┌──
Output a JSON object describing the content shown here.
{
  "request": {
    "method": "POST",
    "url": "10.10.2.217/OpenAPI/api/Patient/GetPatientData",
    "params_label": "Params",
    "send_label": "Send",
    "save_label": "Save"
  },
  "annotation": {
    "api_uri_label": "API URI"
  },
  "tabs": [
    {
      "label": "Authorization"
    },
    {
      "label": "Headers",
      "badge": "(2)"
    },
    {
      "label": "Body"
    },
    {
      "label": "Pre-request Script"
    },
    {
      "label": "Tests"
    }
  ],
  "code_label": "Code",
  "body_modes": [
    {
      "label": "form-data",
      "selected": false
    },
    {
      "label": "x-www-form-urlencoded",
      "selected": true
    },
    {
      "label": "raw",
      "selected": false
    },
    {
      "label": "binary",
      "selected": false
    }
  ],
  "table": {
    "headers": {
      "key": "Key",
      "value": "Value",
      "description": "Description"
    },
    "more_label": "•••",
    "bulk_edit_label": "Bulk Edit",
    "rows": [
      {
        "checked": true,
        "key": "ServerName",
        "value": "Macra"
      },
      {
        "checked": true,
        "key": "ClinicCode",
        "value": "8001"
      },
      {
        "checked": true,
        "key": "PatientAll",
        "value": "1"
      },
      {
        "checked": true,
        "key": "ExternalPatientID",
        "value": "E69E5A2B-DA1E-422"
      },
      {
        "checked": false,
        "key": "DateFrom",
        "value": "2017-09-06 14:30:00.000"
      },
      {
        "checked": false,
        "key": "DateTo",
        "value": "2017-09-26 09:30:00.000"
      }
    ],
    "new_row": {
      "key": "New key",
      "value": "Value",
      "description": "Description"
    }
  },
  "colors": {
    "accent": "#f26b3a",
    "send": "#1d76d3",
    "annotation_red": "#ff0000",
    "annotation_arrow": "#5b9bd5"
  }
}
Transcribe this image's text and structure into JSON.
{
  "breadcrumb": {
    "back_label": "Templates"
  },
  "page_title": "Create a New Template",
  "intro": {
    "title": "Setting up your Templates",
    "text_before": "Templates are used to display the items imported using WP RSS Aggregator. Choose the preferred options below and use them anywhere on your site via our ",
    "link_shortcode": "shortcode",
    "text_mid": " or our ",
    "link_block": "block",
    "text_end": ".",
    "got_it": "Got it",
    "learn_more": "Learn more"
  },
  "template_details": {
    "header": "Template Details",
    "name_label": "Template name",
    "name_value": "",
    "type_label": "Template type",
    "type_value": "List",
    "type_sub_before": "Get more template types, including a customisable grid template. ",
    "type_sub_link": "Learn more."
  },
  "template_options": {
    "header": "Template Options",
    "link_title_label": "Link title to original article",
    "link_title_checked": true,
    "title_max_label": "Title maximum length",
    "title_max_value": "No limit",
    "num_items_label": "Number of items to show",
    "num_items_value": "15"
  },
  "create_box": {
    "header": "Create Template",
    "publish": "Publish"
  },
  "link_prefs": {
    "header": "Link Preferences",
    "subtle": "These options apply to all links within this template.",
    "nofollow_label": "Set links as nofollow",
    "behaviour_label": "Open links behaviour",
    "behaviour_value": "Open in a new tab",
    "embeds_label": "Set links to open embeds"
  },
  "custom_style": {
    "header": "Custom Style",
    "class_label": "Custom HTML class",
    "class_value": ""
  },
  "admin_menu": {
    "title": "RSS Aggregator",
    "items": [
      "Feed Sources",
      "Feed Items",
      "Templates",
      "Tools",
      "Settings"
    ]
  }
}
└──
What the task requires —
Write the data from above out again, exactly.

Finished exercise —
Output a JSON object describing the content shown here.
{
  "request": {
    "method": "POST",
    "url": "10.10.2.217/OpenAPI/api/Patient/GetPatientData",
    "params_label": "Params",
    "send_label": "Send",
    "save_label": "Save"
  },
  "annotation": {
    "api_uri_label": "API URI"
  },
  "tabs": [
    {
      "label": "Authorization"
    },
    {
      "label": "Headers",
      "badge": "(2)"
    },
    {
      "label": "Body"
    },
    {
      "label": "Pre-request Script"
    },
    {
      "label": "Tests"
    }
  ],
  "code_label": "Code",
  "body_modes": [
    {
      "label": "form-data",
      "selected": false
    },
    {
      "label": "x-www-form-urlencoded",
      "selected": true
    },
    {
      "label": "raw",
      "selected": false
    },
    {
      "label": "binary",
      "selected": false
    }
  ],
  "table": {
    "headers": {
      "key": "Key",
      "value": "Value",
      "description": "Description"
    },
    "more_label": "•••",
    "bulk_edit_label": "Bulk Edit",
    "rows": [
      {
        "checked": true,
        "key": "ServerName",
        "value": "Macra"
      },
      {
        "checked": true,
        "key": "ClinicCode",
        "value": "8001"
      },
      {
        "checked": true,
        "key": "PatientAll",
        "value": "1"
      },
      {
        "checked": true,
        "key": "ExternalPatientID",
        "value": "E69E5A2B-DA1E-422"
      },
      {
        "checked": false,
        "key": "DateFrom",
        "value": "2017-09-06 14:30:00.000"
      },
      {
        "checked": false,
        "key": "DateTo",
        "value": "2017-09-26 09:30:00.000"
      }
    ],
    "new_row": {
      "key": "New key",
      "value": "Value",
      "description": "Description"
    }
  },
  "colors": {
    "accent": "#f26b3a",
    "send": "#1d76d3",
    "annotation_red": "#ff0000",
    "annotation_arrow": "#5b9bd5"
  }
}
Transcribe this image's text and structure into JSON.
{
  "breadcrumb": {
    "back_label": "Templates"
  },
  "page_title": "Create a New Template",
  "intro": {
    "title": "Setting up your Templates",
    "text_before": "Templates are used to display the items imported using WP RSS Aggregator. Choose the preferred options below and use them anywhere on your site via our ",
    "link_shortcode": "shortcode",
    "text_mid": " or our ",
    "link_block": "block",
    "text_end": ".",
    "got_it": "Got it",
    "learn_more": "Learn more"
  },
  "template_details": {
    "header": "Template Details",
    "name_label": "Template name",
    "name_value": "",
    "type_label": "Template type",
    "type_value": "List",
    "type_sub_before": "Get more template types, including a customisable grid template. ",
    "type_sub_link": "Learn more."
  },
  "template_options": {
    "header": "Template Options",
    "link_title_label": "Link title to original article",
    "link_title_checked": true,
    "title_max_label": "Title maximum length",
    "title_max_value": "No limit",
    "num_items_label": "Number of items to show",
    "num_items_value": "15"
  },
  "create_box": {
    "header": "Create Template",
    "publish": "Publish"
  },
  "link_prefs": {
    "header": "Link Preferences",
    "subtle": "These options apply to all links within this template.",
    "nofollow_label": "Set links as nofollow",
    "behaviour_label": "Open links behaviour",
    "behaviour_value": "Open in a new tab",
    "embeds_label": "Set links to open embeds"
  },
  "custom_style": {
    "header": "Custom Style",
    "class_label": "Custom HTML class",
    "class_value": ""
  },
  "admin_menu": {
    "title": "RSS Aggregator",
    "items": [
      "Feed Sources",
      "Feed Items",
      "Templates",
      "Tools",
      "Settings"
    ]
  }
}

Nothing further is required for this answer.